What is being asked:
Copy the entries below exactly. Images do not belong in the copy.

## begin Available records

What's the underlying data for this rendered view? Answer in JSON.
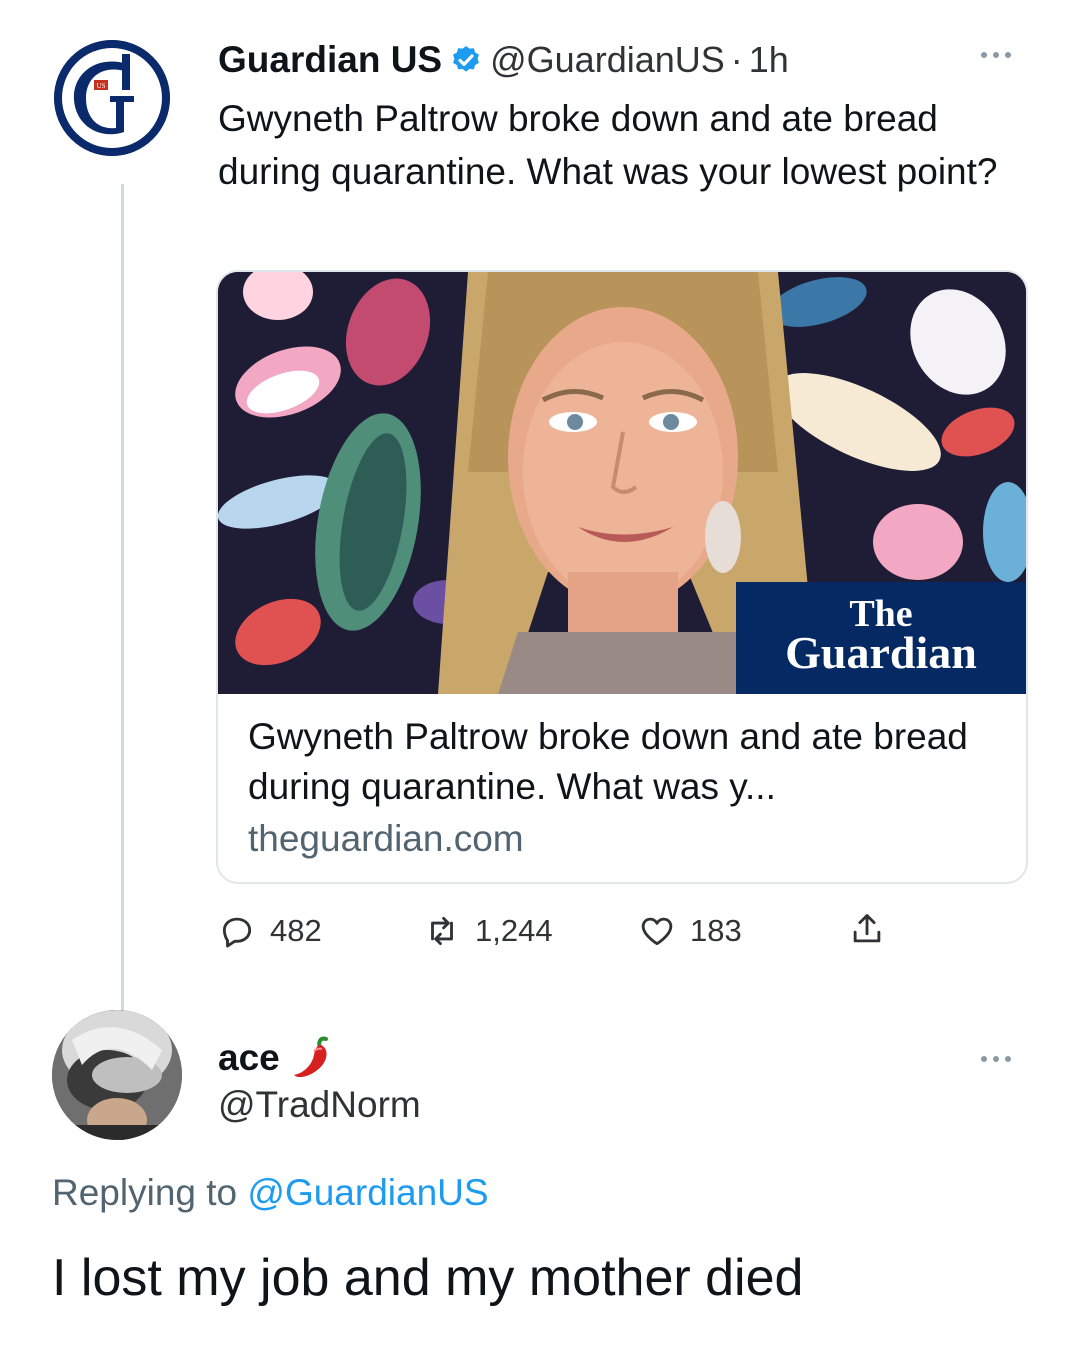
{
  "tweet": {
    "display_name": "Guardian US",
    "handle": "@GuardianUS",
    "separator": "·",
    "time": "1h",
    "text": "Gwyneth Paltrow broke down and ate bread during quarantine. What was your lowest point?",
    "avatar_icon": "guardian-g-logo-icon",
    "card": {
      "title": "Gwyneth Paltrow broke down and ate bread during quarantine. What was y...",
      "domain": "theguardian.com",
      "logo_line1": "The",
      "logo_line2": "Guardian"
    },
    "stats": {
      "replies": "482",
      "retweets": "1,244",
      "likes": "183"
    }
  },
  "reply": {
    "display_name": "ace",
    "name_emoji": "chili-pepper-icon",
    "handle": "@TradNorm",
    "replying_prefix": "Replying to",
    "replying_to": "@GuardianUS",
    "text": "I lost my job and my mother died"
  },
  "colors": {
    "link_blue": "#1d9bf0",
    "guardian_navy": "#052962",
    "secondary_text": "#536471"
  }
}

## end Available records

Exercise output:
What's the underlying data for this rendered view? Answer in JSON.
{
  "tweet": {
    "display_name": "Guardian US",
    "handle": "@GuardianUS",
    "separator": "·",
    "time": "1h",
    "text": "Gwyneth Paltrow broke down and ate bread during quarantine. What was your lowest point?",
    "avatar_icon": "guardian-g-logo-icon",
    "card": {
      "title": "Gwyneth Paltrow broke down and ate bread during quarantine. What was y...",
      "domain": "theguardian.com",
      "logo_line1": "The",
      "logo_line2": "Guardian"
    },
    "stats": {
      "replies": "482",
      "retweets": "1,244",
      "likes": "183"
    }
  },
  "reply": {
    "display_name": "ace",
    "name_emoji": "chili-pepper-icon",
    "handle": "@TradNorm",
    "replying_prefix": "Replying to",
    "replying_to": "@GuardianUS",
    "text": "I lost my job and my mother died"
  },
  "colors": {
    "link_blue": "#1d9bf0",
    "guardian_navy": "#052962",
    "secondary_text": "#536471"
  }
}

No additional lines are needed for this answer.